# [DATA EXTRACT]
— Start —
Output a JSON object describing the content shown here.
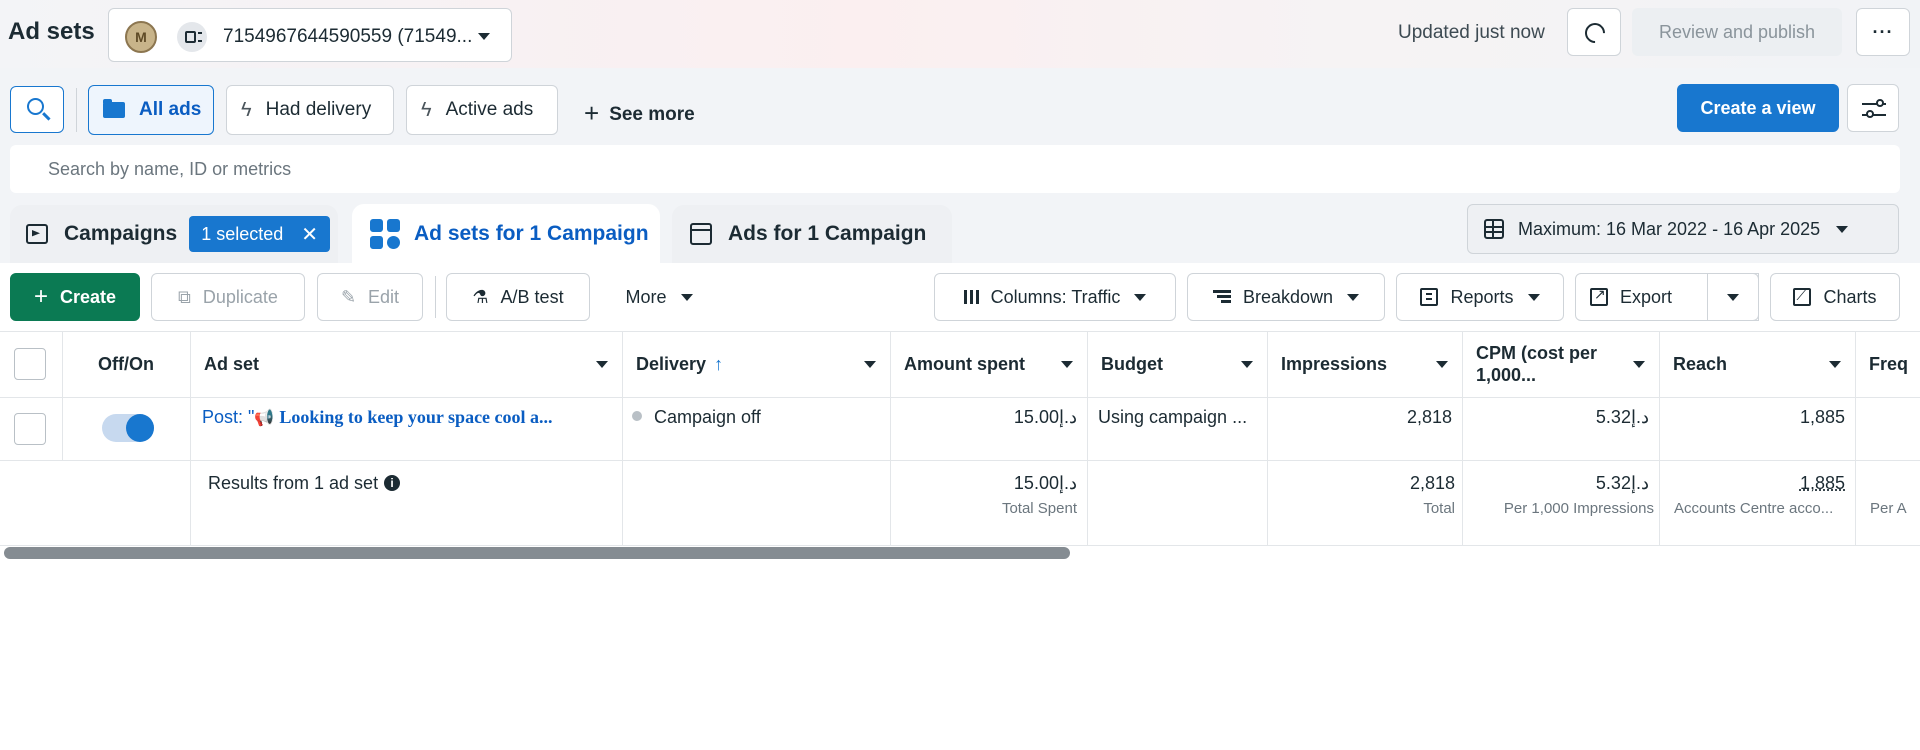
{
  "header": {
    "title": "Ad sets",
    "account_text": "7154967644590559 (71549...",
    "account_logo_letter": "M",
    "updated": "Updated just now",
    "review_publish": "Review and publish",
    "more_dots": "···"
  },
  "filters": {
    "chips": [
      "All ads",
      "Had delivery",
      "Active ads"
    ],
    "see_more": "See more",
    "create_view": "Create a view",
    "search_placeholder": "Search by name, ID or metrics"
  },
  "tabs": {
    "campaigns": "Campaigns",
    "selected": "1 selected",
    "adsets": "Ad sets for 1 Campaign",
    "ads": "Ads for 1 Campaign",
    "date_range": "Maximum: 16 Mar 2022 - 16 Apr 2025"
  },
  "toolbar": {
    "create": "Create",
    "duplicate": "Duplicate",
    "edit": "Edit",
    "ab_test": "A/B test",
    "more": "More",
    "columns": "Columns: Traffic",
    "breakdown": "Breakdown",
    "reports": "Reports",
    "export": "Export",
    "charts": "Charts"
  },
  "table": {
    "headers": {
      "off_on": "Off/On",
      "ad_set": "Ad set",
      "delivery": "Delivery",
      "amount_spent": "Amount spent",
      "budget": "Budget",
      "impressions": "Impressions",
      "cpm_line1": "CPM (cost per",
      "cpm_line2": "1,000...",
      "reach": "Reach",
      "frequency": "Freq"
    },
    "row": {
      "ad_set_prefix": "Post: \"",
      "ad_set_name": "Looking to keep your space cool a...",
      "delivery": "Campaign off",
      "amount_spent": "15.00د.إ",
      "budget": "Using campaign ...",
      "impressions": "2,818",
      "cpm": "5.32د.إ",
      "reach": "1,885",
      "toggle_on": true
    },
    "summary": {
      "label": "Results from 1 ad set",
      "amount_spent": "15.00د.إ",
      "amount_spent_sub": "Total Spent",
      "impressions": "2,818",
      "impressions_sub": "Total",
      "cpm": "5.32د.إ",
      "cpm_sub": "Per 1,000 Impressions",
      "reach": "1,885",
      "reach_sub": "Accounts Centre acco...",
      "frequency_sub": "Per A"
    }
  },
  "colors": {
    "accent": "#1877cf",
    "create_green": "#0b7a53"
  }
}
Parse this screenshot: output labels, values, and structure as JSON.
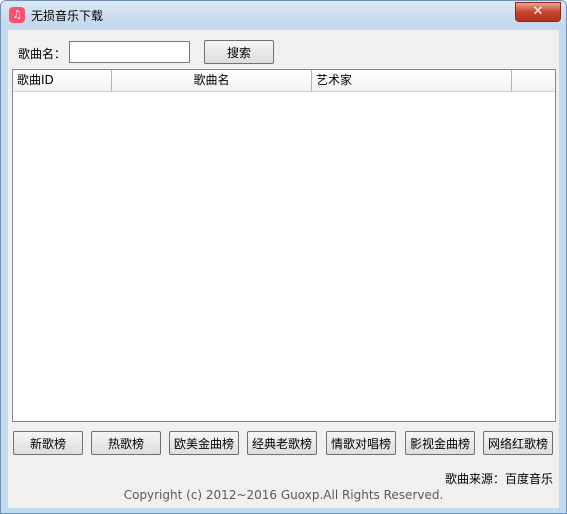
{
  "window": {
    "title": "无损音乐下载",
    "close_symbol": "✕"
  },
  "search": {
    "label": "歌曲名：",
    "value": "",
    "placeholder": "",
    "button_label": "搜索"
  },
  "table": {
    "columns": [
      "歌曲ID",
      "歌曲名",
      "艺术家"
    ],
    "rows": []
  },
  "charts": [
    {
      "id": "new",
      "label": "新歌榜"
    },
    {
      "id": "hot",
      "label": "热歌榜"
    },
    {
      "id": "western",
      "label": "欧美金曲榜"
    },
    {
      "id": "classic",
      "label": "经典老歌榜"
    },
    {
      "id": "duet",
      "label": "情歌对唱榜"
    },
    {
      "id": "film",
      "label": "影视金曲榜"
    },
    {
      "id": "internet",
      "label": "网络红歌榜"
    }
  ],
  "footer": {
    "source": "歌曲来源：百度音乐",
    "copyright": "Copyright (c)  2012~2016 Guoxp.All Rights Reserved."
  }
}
— End —
# [TASK INSTRUCTIONS]
Copy all lines of the listing above that contain the string "delivery".

# [FINISHED TASK]
      "Had delivery",
      "delivery": "Delivery",
      "delivery": "Campaign off",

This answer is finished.